MATERIAL FOR THIS EXERCISE
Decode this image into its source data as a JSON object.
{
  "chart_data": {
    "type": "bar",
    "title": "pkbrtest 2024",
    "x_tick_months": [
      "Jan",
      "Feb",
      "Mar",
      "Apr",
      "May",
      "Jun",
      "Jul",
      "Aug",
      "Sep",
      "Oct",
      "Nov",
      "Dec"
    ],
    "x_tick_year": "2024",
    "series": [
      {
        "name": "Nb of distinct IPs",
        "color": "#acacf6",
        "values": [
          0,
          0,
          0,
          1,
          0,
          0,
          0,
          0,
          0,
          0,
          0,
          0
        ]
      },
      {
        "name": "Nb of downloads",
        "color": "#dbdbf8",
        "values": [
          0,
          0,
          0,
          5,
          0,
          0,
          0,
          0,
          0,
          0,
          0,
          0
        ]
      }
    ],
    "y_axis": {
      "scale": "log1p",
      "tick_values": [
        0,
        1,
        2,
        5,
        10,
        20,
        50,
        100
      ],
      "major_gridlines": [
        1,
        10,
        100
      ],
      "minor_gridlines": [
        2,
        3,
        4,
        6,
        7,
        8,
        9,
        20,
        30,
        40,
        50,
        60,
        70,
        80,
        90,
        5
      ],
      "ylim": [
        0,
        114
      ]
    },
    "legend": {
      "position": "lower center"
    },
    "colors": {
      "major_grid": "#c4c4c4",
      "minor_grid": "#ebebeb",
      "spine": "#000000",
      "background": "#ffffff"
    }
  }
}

AIM
Every entry should be printed again exactly as written.

THE RESPONSE
Decode this image into its source data as a JSON object.
{
  "chart_data": {
    "type": "bar",
    "title": "pkbrtest 2024",
    "x_tick_months": [
      "Jan",
      "Feb",
      "Mar",
      "Apr",
      "May",
      "Jun",
      "Jul",
      "Aug",
      "Sep",
      "Oct",
      "Nov",
      "Dec"
    ],
    "x_tick_year": "2024",
    "series": [
      {
        "name": "Nb of distinct IPs",
        "color": "#acacf6",
        "values": [
          0,
          0,
          0,
          1,
          0,
          0,
          0,
          0,
          0,
          0,
          0,
          0
        ]
      },
      {
        "name": "Nb of downloads",
        "color": "#dbdbf8",
        "values": [
          0,
          0,
          0,
          5,
          0,
          0,
          0,
          0,
          0,
          0,
          0,
          0
        ]
      }
    ],
    "y_axis": {
      "scale": "log1p",
      "tick_values": [
        0,
        1,
        2,
        5,
        10,
        20,
        50,
        100
      ],
      "major_gridlines": [
        1,
        10,
        100
      ],
      "minor_gridlines": [
        2,
        3,
        4,
        6,
        7,
        8,
        9,
        20,
        30,
        40,
        50,
        60,
        70,
        80,
        90,
        5
      ],
      "ylim": [
        0,
        114
      ]
    },
    "legend": {
      "position": "lower center"
    },
    "colors": {
      "major_grid": "#c4c4c4",
      "minor_grid": "#ebebeb",
      "spine": "#000000",
      "background": "#ffffff"
    }
  }
}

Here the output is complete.